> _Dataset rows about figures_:
<<<<

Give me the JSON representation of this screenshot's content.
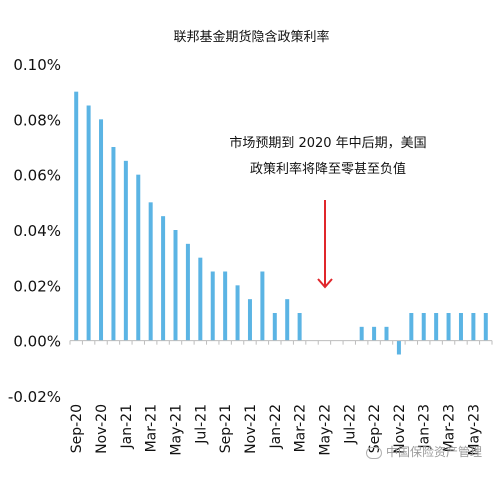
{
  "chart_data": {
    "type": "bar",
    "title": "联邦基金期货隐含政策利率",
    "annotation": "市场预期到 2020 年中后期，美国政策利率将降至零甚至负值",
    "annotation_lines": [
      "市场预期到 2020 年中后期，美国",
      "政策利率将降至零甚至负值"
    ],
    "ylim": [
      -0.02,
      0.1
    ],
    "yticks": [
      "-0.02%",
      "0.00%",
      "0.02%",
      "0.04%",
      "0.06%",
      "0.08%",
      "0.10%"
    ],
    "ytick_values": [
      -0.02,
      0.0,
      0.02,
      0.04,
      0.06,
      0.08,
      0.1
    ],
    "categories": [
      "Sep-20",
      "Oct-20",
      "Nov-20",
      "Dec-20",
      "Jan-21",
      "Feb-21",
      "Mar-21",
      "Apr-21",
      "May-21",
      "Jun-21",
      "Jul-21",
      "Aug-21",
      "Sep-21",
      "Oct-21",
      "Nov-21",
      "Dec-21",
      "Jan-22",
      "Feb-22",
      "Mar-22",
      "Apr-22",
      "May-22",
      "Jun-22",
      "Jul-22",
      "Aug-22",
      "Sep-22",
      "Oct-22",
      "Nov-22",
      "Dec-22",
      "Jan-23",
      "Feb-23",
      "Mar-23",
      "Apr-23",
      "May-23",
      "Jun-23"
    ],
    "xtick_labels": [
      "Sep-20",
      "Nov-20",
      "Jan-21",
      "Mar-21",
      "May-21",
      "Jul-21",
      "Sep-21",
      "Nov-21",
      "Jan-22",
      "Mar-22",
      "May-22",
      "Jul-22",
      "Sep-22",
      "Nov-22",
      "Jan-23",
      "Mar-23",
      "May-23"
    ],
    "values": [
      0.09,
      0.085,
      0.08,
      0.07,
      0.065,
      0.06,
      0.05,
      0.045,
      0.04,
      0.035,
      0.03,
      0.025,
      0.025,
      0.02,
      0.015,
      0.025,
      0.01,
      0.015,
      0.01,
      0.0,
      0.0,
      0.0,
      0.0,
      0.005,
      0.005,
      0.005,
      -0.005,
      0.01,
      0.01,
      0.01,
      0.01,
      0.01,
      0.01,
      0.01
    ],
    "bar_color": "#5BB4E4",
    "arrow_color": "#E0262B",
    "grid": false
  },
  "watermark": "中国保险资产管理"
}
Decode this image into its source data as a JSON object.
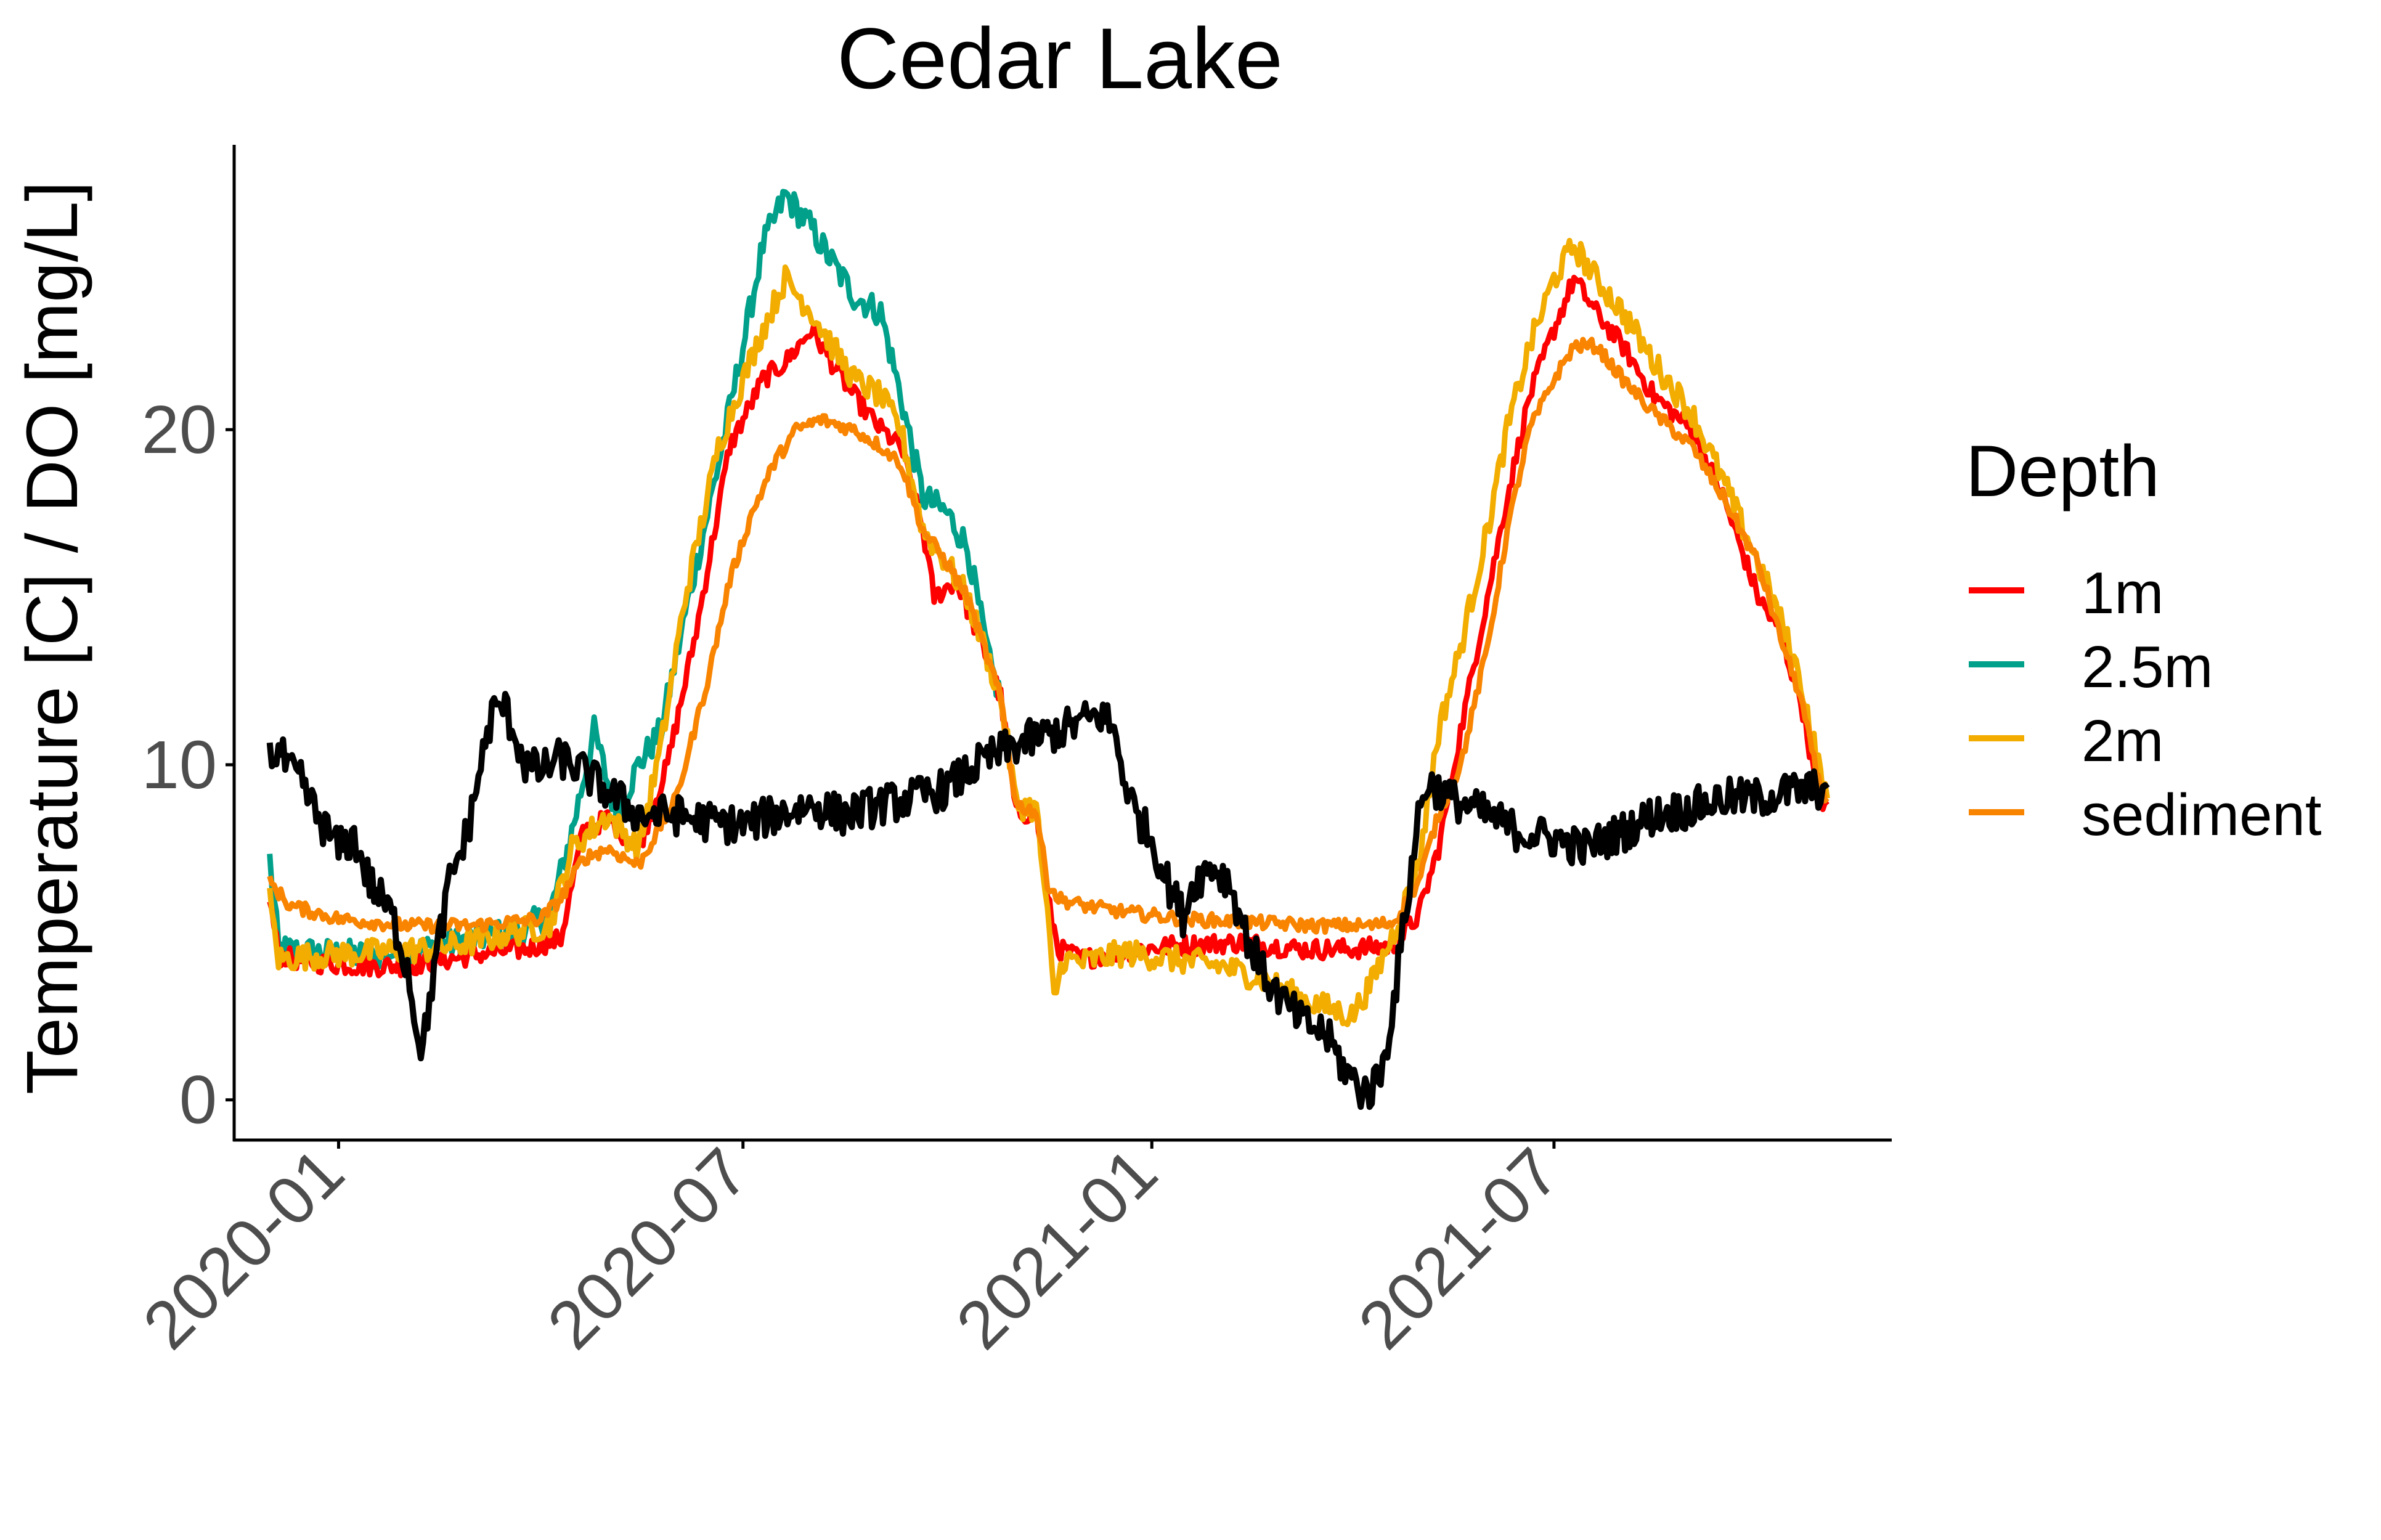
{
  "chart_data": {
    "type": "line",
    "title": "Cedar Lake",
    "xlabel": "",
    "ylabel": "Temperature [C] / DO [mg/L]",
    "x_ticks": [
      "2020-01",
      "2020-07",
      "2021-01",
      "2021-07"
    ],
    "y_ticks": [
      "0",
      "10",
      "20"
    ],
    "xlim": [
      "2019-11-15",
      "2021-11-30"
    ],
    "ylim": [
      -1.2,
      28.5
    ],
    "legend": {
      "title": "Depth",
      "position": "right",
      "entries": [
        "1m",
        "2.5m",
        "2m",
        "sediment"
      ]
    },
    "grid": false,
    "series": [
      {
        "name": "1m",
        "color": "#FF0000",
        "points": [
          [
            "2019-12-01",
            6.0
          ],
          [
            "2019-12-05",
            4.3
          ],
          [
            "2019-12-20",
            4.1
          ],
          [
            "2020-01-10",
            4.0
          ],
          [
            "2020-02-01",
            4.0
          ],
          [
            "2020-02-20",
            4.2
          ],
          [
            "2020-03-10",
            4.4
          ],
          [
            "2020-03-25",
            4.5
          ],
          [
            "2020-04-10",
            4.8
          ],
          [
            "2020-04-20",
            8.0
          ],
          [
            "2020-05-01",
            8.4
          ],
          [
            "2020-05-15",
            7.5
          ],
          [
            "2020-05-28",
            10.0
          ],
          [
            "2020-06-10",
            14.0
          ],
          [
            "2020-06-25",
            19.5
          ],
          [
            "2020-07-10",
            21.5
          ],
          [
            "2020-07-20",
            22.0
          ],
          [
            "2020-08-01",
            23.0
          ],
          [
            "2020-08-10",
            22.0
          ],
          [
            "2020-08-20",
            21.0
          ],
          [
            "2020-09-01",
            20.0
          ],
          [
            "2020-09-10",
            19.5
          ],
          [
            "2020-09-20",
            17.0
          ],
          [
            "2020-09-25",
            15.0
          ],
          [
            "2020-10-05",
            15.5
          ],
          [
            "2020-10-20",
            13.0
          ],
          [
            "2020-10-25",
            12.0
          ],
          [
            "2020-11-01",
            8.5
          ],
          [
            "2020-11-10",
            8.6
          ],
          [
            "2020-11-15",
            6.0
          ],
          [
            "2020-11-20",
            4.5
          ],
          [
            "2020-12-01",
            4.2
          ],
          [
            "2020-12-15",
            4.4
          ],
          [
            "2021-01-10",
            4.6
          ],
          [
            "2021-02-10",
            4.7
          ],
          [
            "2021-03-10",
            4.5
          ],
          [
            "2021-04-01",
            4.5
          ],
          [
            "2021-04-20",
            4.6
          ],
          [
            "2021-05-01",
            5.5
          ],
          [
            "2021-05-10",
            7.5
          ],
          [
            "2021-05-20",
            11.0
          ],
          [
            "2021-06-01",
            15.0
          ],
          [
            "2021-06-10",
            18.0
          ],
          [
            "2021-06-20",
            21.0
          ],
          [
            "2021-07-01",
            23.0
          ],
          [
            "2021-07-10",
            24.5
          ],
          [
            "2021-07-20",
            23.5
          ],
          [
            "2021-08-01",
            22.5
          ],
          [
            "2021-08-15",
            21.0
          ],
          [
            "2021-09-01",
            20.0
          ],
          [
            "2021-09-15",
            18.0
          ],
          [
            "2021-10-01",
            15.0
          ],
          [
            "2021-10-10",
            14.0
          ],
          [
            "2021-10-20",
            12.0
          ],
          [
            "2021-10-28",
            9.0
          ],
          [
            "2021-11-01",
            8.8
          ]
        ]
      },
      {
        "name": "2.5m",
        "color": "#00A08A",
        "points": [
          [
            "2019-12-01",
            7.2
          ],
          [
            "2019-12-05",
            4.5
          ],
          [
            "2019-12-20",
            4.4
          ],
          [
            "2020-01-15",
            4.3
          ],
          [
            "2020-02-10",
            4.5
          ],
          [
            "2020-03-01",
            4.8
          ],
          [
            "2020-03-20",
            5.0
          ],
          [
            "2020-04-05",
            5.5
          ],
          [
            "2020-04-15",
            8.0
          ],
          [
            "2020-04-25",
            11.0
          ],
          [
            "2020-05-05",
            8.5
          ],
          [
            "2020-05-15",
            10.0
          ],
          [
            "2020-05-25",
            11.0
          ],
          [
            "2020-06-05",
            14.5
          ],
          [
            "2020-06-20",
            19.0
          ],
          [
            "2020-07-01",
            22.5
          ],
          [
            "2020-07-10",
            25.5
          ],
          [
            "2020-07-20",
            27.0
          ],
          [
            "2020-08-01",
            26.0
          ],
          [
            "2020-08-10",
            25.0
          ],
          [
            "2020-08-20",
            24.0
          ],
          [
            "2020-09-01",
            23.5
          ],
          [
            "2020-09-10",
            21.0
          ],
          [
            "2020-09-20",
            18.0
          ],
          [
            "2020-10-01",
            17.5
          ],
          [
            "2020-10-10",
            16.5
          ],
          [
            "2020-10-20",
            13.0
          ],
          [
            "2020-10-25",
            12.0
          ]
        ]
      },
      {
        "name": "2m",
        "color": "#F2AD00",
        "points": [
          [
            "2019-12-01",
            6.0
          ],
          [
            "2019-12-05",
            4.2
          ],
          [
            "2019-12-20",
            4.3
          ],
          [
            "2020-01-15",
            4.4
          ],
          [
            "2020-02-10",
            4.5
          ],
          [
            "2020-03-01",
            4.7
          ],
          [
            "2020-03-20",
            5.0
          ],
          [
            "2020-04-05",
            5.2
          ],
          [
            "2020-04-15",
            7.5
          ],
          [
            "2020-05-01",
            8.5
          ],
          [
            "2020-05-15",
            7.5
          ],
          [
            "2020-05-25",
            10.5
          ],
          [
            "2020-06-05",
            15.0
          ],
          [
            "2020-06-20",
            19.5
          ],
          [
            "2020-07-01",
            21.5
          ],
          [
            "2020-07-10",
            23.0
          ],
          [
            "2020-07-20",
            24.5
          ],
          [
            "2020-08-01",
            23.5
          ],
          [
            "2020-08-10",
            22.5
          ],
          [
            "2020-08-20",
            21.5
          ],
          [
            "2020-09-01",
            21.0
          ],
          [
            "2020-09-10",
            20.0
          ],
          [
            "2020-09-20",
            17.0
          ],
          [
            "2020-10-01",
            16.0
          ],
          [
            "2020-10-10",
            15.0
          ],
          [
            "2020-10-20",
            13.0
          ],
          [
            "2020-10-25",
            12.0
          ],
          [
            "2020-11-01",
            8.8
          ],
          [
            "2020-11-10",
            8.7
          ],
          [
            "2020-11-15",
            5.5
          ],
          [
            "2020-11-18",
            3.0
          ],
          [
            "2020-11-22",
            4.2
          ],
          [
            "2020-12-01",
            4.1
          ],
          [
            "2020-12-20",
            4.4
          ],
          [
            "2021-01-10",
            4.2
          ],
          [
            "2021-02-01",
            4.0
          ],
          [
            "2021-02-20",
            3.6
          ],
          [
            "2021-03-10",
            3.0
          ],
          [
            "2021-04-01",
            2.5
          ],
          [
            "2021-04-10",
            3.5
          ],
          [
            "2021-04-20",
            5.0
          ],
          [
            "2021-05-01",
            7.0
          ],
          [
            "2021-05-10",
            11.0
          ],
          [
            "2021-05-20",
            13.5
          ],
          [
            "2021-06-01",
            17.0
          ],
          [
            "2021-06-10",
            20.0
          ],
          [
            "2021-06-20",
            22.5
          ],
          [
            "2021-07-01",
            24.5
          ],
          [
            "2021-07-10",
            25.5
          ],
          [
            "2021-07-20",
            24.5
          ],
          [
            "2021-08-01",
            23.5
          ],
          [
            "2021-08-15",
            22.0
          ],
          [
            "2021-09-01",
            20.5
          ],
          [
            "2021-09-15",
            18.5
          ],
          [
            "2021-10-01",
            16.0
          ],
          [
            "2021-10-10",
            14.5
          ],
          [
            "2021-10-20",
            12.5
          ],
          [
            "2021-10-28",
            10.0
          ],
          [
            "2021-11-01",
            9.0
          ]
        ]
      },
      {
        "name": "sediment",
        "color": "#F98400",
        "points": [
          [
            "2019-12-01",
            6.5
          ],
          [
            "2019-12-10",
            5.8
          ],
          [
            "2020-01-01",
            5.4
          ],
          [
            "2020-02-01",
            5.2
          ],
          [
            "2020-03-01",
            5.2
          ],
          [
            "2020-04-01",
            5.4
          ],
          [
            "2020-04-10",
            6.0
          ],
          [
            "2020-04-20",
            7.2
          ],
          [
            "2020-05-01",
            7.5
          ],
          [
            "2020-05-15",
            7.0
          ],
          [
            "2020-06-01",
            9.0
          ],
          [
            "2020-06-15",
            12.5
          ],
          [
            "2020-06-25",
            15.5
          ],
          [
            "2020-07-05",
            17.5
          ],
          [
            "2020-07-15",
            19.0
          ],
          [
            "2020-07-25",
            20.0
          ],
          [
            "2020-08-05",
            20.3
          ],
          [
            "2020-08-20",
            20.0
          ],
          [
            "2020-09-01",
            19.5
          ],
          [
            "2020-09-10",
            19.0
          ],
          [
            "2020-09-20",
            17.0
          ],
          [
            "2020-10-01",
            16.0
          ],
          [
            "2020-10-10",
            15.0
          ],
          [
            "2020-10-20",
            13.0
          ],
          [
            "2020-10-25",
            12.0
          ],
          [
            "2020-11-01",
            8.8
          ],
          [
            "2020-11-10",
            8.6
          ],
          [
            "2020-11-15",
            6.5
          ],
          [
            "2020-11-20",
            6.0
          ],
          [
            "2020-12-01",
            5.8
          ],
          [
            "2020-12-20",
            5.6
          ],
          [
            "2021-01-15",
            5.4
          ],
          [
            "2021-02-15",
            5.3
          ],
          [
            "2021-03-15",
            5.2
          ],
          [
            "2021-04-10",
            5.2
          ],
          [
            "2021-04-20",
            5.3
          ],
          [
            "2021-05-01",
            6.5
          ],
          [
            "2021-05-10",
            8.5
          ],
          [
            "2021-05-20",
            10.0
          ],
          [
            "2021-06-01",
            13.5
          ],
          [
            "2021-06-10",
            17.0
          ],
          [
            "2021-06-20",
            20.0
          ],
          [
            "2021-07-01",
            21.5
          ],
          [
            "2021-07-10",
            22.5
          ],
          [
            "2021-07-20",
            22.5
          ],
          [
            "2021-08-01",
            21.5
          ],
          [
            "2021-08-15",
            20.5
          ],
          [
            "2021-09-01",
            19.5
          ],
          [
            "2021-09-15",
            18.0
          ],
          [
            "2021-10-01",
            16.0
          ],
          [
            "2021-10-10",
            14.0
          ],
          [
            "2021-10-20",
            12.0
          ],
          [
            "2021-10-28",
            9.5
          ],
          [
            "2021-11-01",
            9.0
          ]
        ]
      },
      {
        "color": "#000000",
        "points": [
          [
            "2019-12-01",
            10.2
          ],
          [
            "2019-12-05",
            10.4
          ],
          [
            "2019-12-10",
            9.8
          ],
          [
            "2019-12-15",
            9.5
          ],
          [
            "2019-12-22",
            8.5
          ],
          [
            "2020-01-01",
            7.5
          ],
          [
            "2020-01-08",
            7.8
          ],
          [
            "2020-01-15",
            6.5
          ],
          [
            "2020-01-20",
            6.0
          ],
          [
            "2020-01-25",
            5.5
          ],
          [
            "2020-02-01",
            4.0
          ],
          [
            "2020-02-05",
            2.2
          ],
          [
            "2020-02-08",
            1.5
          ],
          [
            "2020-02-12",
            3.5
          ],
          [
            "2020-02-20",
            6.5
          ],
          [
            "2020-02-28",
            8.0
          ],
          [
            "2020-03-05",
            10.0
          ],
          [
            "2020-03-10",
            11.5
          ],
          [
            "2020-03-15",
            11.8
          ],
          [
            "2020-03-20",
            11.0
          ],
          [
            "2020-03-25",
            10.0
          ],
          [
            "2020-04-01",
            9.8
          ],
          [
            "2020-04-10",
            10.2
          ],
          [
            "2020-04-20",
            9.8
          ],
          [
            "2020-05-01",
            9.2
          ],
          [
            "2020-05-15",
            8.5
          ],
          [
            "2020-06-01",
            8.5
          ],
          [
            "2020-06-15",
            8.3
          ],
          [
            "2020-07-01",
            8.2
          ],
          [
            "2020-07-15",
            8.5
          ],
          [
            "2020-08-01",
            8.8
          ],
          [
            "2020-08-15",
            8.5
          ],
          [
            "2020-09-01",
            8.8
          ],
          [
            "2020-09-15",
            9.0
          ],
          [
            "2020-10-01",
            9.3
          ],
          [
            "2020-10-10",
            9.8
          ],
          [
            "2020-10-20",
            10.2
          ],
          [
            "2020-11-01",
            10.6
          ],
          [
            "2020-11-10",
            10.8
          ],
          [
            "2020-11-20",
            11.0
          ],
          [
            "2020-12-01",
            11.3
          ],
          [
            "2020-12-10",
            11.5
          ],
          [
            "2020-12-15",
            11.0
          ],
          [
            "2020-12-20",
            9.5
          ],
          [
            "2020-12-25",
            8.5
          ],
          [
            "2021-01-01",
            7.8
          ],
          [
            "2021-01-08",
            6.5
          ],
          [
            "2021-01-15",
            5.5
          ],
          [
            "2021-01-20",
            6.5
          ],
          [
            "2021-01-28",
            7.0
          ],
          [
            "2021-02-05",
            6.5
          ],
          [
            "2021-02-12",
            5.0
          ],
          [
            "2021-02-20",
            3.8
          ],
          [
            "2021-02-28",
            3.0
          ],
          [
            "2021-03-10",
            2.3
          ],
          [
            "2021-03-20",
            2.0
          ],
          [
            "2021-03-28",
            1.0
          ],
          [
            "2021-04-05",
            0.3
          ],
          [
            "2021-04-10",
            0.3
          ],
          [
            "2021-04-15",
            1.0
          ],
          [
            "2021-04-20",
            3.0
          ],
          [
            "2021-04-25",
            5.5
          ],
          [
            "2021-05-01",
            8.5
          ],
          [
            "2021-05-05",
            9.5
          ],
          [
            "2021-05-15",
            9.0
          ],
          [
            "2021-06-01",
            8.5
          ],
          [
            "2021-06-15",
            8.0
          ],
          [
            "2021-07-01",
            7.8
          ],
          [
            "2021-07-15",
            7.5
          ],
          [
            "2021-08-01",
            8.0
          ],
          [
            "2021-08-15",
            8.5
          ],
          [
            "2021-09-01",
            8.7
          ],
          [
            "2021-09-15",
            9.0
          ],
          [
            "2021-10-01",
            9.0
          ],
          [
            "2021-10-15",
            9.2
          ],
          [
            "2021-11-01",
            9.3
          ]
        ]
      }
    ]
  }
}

>>>>

> _Task instructions_: Within the material above, find the lines that contain the word "市场预期到"; copy them.

> _Solution below_:
    "annotation": "市场预期到 2020 年中后期，美国政策利率将降至零甚至负值",
      "市场预期到 2020 年中后期，美国",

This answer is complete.